Dataset records:
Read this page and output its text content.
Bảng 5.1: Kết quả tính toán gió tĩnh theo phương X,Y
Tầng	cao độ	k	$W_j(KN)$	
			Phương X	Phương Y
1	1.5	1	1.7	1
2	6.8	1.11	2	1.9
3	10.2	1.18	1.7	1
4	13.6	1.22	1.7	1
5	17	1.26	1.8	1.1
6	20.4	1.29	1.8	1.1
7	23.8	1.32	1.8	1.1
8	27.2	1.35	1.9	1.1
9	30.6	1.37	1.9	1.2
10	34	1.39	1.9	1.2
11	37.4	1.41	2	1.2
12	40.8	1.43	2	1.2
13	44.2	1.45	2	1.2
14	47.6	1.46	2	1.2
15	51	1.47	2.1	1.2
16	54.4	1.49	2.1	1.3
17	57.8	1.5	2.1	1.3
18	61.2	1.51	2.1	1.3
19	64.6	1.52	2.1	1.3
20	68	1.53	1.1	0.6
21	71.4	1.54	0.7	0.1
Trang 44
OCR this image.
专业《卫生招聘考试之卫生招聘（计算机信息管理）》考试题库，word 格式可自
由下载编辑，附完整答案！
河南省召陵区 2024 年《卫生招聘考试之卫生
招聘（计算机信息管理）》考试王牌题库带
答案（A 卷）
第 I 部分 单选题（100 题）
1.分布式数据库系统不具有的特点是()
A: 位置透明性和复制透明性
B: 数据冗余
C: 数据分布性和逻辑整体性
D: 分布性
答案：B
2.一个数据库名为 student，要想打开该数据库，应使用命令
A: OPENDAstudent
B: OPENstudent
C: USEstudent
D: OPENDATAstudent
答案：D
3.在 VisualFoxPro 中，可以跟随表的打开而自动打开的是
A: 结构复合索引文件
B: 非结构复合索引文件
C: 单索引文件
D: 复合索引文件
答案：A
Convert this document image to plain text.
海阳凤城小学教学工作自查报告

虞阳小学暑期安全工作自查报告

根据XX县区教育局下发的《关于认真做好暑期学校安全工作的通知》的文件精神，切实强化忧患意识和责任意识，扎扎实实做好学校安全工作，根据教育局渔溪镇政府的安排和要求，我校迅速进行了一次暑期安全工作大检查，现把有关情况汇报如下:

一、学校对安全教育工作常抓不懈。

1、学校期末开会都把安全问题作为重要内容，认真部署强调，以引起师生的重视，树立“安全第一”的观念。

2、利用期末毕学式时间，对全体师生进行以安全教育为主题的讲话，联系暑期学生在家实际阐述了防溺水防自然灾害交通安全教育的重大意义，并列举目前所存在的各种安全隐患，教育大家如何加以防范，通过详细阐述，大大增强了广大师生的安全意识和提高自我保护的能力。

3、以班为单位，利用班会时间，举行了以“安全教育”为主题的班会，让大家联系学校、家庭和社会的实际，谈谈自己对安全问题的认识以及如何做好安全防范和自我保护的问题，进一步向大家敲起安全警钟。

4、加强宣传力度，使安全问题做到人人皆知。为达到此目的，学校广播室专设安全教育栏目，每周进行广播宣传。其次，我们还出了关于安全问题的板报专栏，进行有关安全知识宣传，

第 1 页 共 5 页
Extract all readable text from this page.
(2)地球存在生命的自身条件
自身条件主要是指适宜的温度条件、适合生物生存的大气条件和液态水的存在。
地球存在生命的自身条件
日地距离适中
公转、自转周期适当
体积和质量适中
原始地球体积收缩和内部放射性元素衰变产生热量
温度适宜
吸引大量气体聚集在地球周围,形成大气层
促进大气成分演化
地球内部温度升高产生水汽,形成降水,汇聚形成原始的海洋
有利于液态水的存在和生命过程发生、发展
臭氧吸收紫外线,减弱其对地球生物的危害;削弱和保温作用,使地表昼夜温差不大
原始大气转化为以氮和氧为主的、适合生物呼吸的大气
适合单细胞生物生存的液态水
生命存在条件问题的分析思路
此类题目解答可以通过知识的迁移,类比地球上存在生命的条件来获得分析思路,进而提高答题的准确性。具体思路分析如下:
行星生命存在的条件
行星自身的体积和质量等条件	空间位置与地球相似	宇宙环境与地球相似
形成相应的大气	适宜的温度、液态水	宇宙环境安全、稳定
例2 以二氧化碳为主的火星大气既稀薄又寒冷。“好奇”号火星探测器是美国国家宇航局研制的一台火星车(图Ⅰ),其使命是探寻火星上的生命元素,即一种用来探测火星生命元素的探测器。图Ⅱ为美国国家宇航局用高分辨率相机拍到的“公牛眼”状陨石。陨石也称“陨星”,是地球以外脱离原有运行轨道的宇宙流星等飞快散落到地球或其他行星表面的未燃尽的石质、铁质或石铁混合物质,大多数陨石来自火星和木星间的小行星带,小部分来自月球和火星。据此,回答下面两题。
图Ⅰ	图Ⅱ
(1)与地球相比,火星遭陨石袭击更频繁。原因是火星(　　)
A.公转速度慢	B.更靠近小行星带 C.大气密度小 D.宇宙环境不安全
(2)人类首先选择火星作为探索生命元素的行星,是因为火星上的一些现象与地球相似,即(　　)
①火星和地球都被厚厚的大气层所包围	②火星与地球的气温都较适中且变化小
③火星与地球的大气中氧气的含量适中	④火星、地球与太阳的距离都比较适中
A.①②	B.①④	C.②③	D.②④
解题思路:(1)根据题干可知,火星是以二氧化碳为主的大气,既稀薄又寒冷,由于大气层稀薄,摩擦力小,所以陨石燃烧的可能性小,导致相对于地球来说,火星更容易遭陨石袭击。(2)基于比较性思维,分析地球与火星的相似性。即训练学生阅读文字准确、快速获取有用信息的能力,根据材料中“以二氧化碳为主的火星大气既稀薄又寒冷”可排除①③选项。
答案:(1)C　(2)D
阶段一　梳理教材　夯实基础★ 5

* **Task details**: Say the number of lines in the records above that include the string "page", and no more.

* **Final result**: 2